**Stated goal**
Retype all the entries word for word, but omit the pictures.

**Extracted entries**
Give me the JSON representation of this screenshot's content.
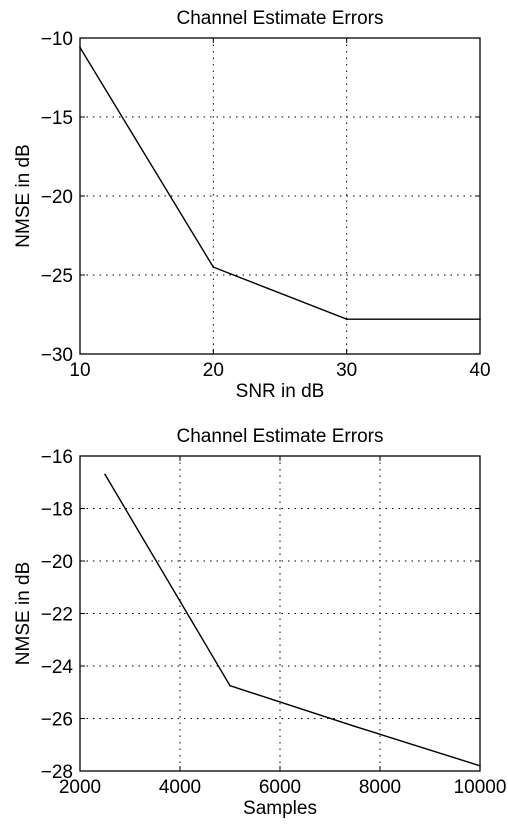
{
  "chart_data": [
    {
      "type": "line",
      "title": "Channel Estimate Errors",
      "xlabel": "SNR in dB",
      "ylabel": "NMSE in dB",
      "xlim": [
        10,
        40
      ],
      "ylim": [
        -30,
        -10
      ],
      "xticks": [
        10,
        20,
        30,
        40
      ],
      "yticks": [
        -30,
        -25,
        -20,
        -15,
        -10
      ],
      "xtick_labels": [
        "10",
        "20",
        "30",
        "40"
      ],
      "ytick_labels": [
        "−30",
        "−25",
        "−20",
        "−15",
        "−10"
      ],
      "grid": true,
      "series": [
        {
          "x": [
            10,
            20,
            30,
            40
          ],
          "y": [
            -10.6,
            -24.5,
            -27.8,
            -27.8
          ]
        }
      ]
    },
    {
      "type": "line",
      "title": "Channel Estimate Errors",
      "xlabel": "Samples",
      "ylabel": "NMSE in dB",
      "xlim": [
        2000,
        10000
      ],
      "ylim": [
        -28,
        -16
      ],
      "xticks": [
        2000,
        4000,
        6000,
        8000,
        10000
      ],
      "yticks": [
        -28,
        -26,
        -24,
        -22,
        -20,
        -18,
        -16
      ],
      "xtick_labels": [
        "2000",
        "4000",
        "6000",
        "8000",
        "10000"
      ],
      "ytick_labels": [
        "−28",
        "−26",
        "−24",
        "−22",
        "−20",
        "−18",
        "−16"
      ],
      "grid": true,
      "series": [
        {
          "x": [
            2500,
            5000,
            7500,
            10000
          ],
          "y": [
            -16.7,
            -24.75,
            -26.3,
            -27.8
          ]
        }
      ]
    }
  ]
}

**Exercise output**
Give me the JSON representation of this screenshot's content.
{
  "chart_data": [
    {
      "type": "line",
      "title": "Channel Estimate Errors",
      "xlabel": "SNR in dB",
      "ylabel": "NMSE in dB",
      "xlim": [
        10,
        40
      ],
      "ylim": [
        -30,
        -10
      ],
      "xticks": [
        10,
        20,
        30,
        40
      ],
      "yticks": [
        -30,
        -25,
        -20,
        -15,
        -10
      ],
      "xtick_labels": [
        "10",
        "20",
        "30",
        "40"
      ],
      "ytick_labels": [
        "−30",
        "−25",
        "−20",
        "−15",
        "−10"
      ],
      "grid": true,
      "series": [
        {
          "x": [
            10,
            20,
            30,
            40
          ],
          "y": [
            -10.6,
            -24.5,
            -27.8,
            -27.8
          ]
        }
      ]
    },
    {
      "type": "line",
      "title": "Channel Estimate Errors",
      "xlabel": "Samples",
      "ylabel": "NMSE in dB",
      "xlim": [
        2000,
        10000
      ],
      "ylim": [
        -28,
        -16
      ],
      "xticks": [
        2000,
        4000,
        6000,
        8000,
        10000
      ],
      "yticks": [
        -28,
        -26,
        -24,
        -22,
        -20,
        -18,
        -16
      ],
      "xtick_labels": [
        "2000",
        "4000",
        "6000",
        "8000",
        "10000"
      ],
      "ytick_labels": [
        "−28",
        "−26",
        "−24",
        "−22",
        "−20",
        "−18",
        "−16"
      ],
      "grid": true,
      "series": [
        {
          "x": [
            2500,
            5000,
            7500,
            10000
          ],
          "y": [
            -16.7,
            -24.75,
            -26.3,
            -27.8
          ]
        }
      ]
    }
  ]
}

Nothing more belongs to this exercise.